- _STATED GOAL_: Write the material out again, line by line, exactly as it is.

- _STORED DATA_:
══════════════════════════════

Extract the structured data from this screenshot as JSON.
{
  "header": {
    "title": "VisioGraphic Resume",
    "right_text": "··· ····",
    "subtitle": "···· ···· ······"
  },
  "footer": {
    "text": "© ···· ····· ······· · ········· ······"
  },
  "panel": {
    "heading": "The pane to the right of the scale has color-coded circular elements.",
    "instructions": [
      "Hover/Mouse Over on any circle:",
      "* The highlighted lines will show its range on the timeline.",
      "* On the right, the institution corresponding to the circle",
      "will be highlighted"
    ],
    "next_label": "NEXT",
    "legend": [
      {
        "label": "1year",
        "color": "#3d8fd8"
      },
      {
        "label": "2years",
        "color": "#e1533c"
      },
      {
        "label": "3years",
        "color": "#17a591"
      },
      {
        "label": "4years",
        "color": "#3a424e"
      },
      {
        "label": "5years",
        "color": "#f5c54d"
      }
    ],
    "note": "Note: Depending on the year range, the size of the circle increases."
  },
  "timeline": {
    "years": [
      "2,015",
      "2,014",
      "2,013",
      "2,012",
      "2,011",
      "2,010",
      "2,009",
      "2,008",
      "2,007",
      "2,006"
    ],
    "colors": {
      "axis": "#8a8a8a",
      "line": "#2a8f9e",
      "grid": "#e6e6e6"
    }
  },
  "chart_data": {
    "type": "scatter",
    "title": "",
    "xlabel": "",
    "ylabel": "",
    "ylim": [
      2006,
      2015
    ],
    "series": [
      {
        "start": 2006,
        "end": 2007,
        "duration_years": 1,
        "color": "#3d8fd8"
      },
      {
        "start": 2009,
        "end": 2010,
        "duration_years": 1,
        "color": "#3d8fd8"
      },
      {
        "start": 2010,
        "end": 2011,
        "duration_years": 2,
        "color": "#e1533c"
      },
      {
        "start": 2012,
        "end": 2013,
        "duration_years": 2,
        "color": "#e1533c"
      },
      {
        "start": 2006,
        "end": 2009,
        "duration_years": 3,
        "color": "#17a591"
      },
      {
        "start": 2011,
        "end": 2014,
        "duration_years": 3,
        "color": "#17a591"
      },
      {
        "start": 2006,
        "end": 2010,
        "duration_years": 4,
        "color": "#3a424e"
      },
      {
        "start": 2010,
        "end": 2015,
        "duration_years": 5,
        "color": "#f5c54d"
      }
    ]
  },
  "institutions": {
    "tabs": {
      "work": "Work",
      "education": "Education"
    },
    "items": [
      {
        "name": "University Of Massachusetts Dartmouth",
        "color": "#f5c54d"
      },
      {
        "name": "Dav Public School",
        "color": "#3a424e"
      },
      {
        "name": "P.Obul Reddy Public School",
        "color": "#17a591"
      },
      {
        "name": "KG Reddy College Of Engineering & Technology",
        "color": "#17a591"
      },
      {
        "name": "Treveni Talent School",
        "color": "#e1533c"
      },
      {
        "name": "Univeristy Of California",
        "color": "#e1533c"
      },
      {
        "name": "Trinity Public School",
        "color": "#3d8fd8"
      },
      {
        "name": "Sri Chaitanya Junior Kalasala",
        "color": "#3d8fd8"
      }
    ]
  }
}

══════════════════════════════

- _OUTPUT BELOW_:
Extract the structured data from this screenshot as JSON.
{
  "header": {
    "title": "VisioGraphic Resume",
    "right_text": "··· ····",
    "subtitle": "···· ···· ······"
  },
  "footer": {
    "text": "© ···· ····· ······· · ········· ······"
  },
  "panel": {
    "heading": "The pane to the right of the scale has color-coded circular elements.",
    "instructions": [
      "Hover/Mouse Over on any circle:",
      "* The highlighted lines will show its range on the timeline.",
      "* On the right, the institution corresponding to the circle",
      "will be highlighted"
    ],
    "next_label": "NEXT",
    "legend": [
      {
        "label": "1year",
        "color": "#3d8fd8"
      },
      {
        "label": "2years",
        "color": "#e1533c"
      },
      {
        "label": "3years",
        "color": "#17a591"
      },
      {
        "label": "4years",
        "color": "#3a424e"
      },
      {
        "label": "5years",
        "color": "#f5c54d"
      }
    ],
    "note": "Note: Depending on the year range, the size of the circle increases."
  },
  "timeline": {
    "years": [
      "2,015",
      "2,014",
      "2,013",
      "2,012",
      "2,011",
      "2,010",
      "2,009",
      "2,008",
      "2,007",
      "2,006"
    ],
    "colors": {
      "axis": "#8a8a8a",
      "line": "#2a8f9e",
      "grid": "#e6e6e6"
    }
  },
  "chart_data": {
    "type": "scatter",
    "title": "",
    "xlabel": "",
    "ylabel": "",
    "ylim": [
      2006,
      2015
    ],
    "series": [
      {
        "start": 2006,
        "end": 2007,
        "duration_years": 1,
        "color": "#3d8fd8"
      },
      {
        "start": 2009,
        "end": 2010,
        "duration_years": 1,
        "color": "#3d8fd8"
      },
      {
        "start": 2010,
        "end": 2011,
        "duration_years": 2,
        "color": "#e1533c"
      },
      {
        "start": 2012,
        "end": 2013,
        "duration_years": 2,
        "color": "#e1533c"
      },
      {
        "start": 2006,
        "end": 2009,
        "duration_years": 3,
        "color": "#17a591"
      },
      {
        "start": 2011,
        "end": 2014,
        "duration_years": 3,
        "color": "#17a591"
      },
      {
        "start": 2006,
        "end": 2010,
        "duration_years": 4,
        "color": "#3a424e"
      },
      {
        "start": 2010,
        "end": 2015,
        "duration_years": 5,
        "color": "#f5c54d"
      }
    ]
  },
  "institutions": {
    "tabs": {
      "work": "Work",
      "education": "Education"
    },
    "items": [
      {
        "name": "University Of Massachusetts Dartmouth",
        "color": "#f5c54d"
      },
      {
        "name": "Dav Public School",
        "color": "#3a424e"
      },
      {
        "name": "P.Obul Reddy Public School",
        "color": "#17a591"
      },
      {
        "name": "KG Reddy College Of Engineering & Technology",
        "color": "#17a591"
      },
      {
        "name": "Treveni Talent School",
        "color": "#e1533c"
      },
      {
        "name": "Univeristy Of California",
        "color": "#e1533c"
      },
      {
        "name": "Trinity Public School",
        "color": "#3d8fd8"
      },
      {
        "name": "Sri Chaitanya Junior Kalasala",
        "color": "#3d8fd8"
      }
    ]
  }
}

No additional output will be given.